Task statement:
Extract the data exactly, missing nothing.

Dataset entries:
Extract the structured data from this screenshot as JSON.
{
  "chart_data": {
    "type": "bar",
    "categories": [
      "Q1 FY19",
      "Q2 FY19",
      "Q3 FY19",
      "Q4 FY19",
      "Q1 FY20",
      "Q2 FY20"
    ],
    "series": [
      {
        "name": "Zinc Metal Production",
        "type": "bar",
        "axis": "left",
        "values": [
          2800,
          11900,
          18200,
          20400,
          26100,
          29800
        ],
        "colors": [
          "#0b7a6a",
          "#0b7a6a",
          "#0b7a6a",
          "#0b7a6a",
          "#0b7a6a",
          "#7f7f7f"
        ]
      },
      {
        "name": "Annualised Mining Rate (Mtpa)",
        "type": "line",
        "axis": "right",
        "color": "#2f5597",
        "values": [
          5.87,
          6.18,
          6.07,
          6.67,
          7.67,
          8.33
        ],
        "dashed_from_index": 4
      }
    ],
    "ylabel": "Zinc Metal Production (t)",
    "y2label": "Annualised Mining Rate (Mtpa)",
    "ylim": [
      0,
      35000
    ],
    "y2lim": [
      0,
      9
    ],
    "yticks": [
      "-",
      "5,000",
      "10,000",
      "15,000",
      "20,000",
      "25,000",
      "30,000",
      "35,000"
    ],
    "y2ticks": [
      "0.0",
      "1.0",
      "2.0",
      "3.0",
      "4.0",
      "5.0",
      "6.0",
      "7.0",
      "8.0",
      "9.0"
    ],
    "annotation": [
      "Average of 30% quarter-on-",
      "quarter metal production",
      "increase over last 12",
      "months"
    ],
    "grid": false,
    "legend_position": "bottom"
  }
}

Result:
Extract the structured data from this screenshot as JSON.
{
  "chart_data": {
    "type": "bar",
    "categories": [
      "Q1 FY19",
      "Q2 FY19",
      "Q3 FY19",
      "Q4 FY19",
      "Q1 FY20",
      "Q2 FY20"
    ],
    "series": [
      {
        "name": "Zinc Metal Production",
        "type": "bar",
        "axis": "left",
        "values": [
          2800,
          11900,
          18200,
          20400,
          26100,
          29800
        ],
        "colors": [
          "#0b7a6a",
          "#0b7a6a",
          "#0b7a6a",
          "#0b7a6a",
          "#0b7a6a",
          "#7f7f7f"
        ]
      },
      {
        "name": "Annualised Mining Rate (Mtpa)",
        "type": "line",
        "axis": "right",
        "color": "#2f5597",
        "values": [
          5.87,
          6.18,
          6.07,
          6.67,
          7.67,
          8.33
        ],
        "dashed_from_index": 4
      }
    ],
    "ylabel": "Zinc Metal Production (t)",
    "y2label": "Annualised Mining Rate (Mtpa)",
    "ylim": [
      0,
      35000
    ],
    "y2lim": [
      0,
      9
    ],
    "yticks": [
      "-",
      "5,000",
      "10,000",
      "15,000",
      "20,000",
      "25,000",
      "30,000",
      "35,000"
    ],
    "y2ticks": [
      "0.0",
      "1.0",
      "2.0",
      "3.0",
      "4.0",
      "5.0",
      "6.0",
      "7.0",
      "8.0",
      "9.0"
    ],
    "annotation": [
      "Average of 30% quarter-on-",
      "quarter metal production",
      "increase over last 12",
      "months"
    ],
    "grid": false,
    "legend_position": "bottom"
  }
}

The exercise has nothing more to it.